#### [Goal of the exercise]
Which lines hold the word "Cykelstölder"? Copy each of them from the material.

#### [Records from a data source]
========
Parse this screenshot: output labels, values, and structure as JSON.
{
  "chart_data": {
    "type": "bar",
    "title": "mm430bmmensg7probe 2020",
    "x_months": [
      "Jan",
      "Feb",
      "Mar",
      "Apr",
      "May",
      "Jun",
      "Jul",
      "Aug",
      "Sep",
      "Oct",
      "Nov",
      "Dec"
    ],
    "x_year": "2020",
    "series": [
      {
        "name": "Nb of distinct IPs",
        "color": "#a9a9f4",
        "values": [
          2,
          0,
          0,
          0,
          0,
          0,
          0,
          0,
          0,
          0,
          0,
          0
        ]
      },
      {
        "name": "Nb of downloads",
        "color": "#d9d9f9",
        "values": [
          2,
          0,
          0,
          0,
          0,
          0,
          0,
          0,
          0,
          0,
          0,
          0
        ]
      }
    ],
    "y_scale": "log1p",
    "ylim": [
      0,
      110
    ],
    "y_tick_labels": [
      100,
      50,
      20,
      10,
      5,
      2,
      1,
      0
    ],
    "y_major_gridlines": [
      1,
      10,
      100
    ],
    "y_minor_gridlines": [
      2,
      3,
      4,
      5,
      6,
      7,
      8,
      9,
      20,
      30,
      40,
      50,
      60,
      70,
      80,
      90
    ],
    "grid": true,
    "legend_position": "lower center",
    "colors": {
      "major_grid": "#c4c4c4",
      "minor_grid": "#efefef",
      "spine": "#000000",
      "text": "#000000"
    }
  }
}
========
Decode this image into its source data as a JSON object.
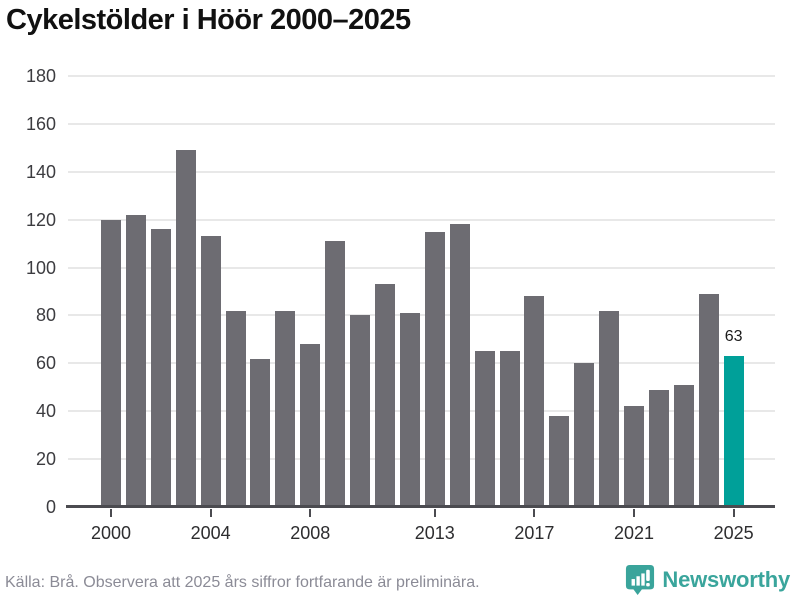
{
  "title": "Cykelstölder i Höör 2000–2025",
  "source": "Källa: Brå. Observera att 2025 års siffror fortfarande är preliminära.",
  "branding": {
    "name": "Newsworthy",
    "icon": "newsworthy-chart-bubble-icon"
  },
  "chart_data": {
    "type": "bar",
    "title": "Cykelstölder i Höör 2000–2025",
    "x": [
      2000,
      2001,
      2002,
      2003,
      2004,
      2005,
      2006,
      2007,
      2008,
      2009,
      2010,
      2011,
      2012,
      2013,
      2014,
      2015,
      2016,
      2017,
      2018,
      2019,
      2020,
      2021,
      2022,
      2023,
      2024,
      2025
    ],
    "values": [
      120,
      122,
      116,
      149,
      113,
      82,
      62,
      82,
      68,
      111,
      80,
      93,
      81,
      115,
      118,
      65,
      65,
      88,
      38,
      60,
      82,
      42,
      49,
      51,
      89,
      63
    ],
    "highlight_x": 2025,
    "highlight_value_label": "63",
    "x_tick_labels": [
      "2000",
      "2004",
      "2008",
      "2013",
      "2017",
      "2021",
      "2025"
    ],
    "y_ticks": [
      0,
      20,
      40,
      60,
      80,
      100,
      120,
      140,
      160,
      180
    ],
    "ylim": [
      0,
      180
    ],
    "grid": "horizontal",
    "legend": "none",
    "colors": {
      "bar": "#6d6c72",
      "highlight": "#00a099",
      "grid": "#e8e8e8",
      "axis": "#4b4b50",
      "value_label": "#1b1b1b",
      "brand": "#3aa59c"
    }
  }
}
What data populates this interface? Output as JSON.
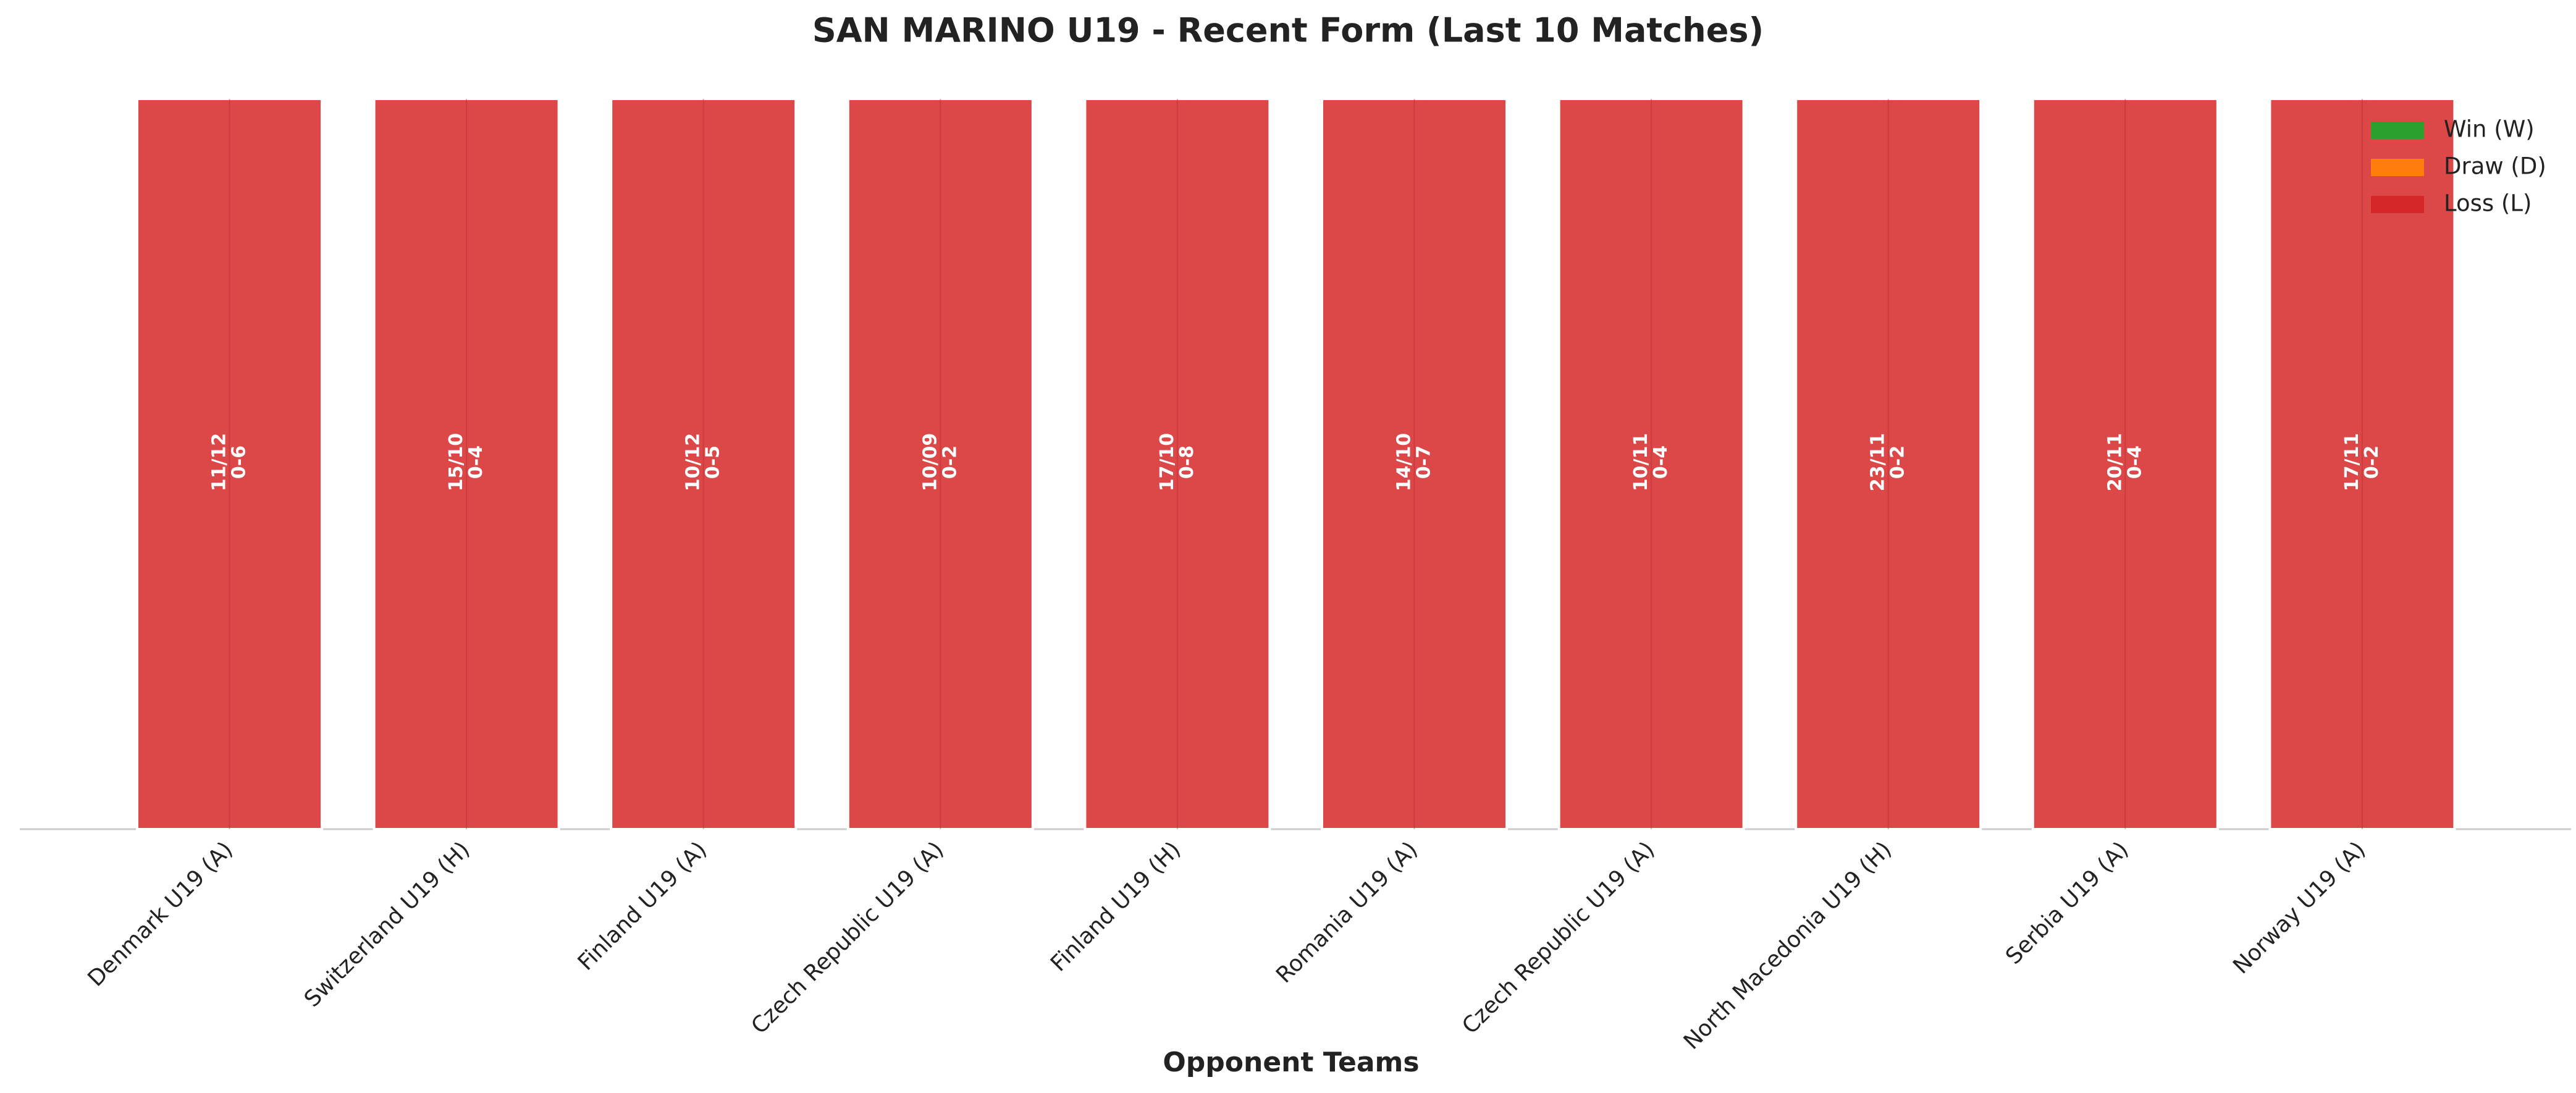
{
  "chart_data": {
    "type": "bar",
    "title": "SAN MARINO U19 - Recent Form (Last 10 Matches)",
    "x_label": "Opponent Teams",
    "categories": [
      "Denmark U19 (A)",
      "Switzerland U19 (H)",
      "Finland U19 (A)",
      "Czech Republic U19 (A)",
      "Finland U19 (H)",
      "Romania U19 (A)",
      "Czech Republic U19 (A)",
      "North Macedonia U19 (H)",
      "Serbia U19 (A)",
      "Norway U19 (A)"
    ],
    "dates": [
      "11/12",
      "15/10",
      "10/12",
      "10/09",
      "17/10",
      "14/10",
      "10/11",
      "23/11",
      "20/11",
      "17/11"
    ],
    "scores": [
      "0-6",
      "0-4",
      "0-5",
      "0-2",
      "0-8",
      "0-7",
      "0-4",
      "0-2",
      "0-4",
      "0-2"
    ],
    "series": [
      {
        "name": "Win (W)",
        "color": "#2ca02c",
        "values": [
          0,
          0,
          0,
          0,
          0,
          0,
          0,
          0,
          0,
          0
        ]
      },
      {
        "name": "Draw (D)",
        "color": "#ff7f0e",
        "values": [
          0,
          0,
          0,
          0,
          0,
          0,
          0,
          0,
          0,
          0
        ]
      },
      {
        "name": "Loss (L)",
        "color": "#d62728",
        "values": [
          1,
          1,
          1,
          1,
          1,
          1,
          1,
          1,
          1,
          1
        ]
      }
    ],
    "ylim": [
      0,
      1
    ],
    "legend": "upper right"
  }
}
========
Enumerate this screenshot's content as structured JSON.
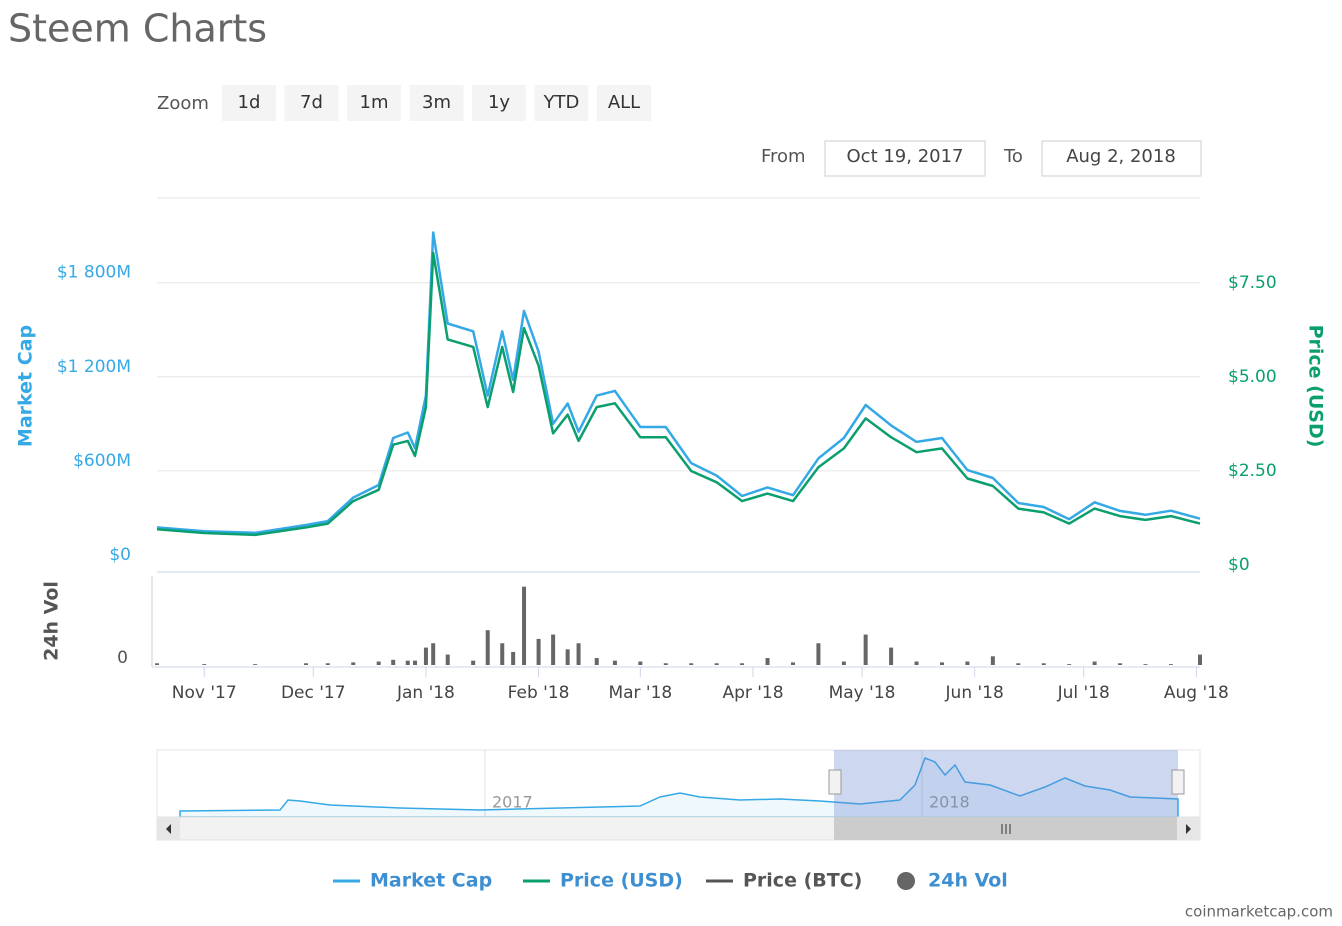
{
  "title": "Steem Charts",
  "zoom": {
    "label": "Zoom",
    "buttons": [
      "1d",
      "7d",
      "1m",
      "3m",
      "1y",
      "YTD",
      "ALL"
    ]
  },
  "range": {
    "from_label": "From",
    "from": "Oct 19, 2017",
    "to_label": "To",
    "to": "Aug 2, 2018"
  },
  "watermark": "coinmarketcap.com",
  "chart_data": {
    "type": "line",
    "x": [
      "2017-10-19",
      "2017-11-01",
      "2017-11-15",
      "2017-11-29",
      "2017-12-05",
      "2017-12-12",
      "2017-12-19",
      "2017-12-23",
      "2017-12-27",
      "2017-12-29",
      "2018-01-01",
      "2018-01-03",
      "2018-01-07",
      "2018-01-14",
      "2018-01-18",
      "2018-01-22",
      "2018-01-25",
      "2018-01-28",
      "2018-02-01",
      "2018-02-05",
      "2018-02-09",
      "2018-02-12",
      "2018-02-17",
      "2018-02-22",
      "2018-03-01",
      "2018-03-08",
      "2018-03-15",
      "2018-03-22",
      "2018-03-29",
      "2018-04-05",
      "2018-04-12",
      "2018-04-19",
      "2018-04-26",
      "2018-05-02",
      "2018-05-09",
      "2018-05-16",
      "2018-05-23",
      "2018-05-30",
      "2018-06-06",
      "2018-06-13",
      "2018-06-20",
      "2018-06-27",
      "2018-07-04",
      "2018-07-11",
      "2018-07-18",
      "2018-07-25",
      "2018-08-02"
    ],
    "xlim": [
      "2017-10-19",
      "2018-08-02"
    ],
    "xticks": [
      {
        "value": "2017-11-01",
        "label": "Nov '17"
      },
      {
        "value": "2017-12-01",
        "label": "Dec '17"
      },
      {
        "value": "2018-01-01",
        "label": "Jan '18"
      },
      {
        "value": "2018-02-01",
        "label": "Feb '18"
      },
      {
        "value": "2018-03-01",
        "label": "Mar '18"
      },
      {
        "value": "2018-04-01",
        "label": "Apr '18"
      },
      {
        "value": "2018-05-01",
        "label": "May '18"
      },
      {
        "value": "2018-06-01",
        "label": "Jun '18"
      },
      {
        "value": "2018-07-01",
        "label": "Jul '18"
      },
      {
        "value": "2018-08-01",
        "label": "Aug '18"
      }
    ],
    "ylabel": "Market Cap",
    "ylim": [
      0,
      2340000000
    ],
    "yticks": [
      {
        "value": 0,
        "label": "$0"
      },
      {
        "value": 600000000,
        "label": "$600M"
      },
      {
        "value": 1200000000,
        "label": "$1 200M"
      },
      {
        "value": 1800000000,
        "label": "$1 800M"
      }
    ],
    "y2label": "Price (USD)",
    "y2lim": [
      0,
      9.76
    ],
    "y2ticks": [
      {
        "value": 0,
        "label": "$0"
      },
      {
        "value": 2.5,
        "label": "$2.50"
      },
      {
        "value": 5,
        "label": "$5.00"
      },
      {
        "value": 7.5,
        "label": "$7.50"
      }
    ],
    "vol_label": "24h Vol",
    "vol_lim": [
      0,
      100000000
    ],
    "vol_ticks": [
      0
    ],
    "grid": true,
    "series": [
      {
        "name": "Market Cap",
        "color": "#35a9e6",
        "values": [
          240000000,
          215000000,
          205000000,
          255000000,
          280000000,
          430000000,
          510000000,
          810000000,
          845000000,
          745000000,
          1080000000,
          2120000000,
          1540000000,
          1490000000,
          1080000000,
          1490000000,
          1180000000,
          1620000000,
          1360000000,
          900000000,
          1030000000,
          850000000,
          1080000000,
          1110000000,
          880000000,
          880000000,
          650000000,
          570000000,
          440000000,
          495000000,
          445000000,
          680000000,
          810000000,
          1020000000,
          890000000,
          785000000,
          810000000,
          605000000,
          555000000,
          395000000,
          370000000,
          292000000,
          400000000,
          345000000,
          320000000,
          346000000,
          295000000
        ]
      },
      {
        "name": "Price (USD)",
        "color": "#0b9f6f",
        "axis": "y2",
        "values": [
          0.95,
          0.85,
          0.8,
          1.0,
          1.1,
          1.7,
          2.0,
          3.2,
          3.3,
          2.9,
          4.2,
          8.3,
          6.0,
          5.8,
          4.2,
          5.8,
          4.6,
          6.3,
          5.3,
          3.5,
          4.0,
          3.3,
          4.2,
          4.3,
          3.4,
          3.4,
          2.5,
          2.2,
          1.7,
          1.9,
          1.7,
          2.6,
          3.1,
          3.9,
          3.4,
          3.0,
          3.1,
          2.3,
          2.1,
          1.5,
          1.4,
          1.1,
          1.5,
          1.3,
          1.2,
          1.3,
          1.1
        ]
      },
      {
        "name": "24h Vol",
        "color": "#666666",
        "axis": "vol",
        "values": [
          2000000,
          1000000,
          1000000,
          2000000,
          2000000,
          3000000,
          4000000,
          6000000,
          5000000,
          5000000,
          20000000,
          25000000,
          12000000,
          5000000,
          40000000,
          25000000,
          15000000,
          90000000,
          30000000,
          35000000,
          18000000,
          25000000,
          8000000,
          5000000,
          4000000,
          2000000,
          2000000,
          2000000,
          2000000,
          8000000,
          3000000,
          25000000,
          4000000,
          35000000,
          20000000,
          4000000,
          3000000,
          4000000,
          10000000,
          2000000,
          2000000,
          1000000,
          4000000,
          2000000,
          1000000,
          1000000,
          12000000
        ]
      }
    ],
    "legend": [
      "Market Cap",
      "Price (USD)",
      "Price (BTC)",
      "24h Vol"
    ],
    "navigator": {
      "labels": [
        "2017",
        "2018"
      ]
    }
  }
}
========
#### [Correct result]
  "title": "Cykelstölder i Höör 2000–2025",
    "title": "Cykelstölder i Höör 2000–2025",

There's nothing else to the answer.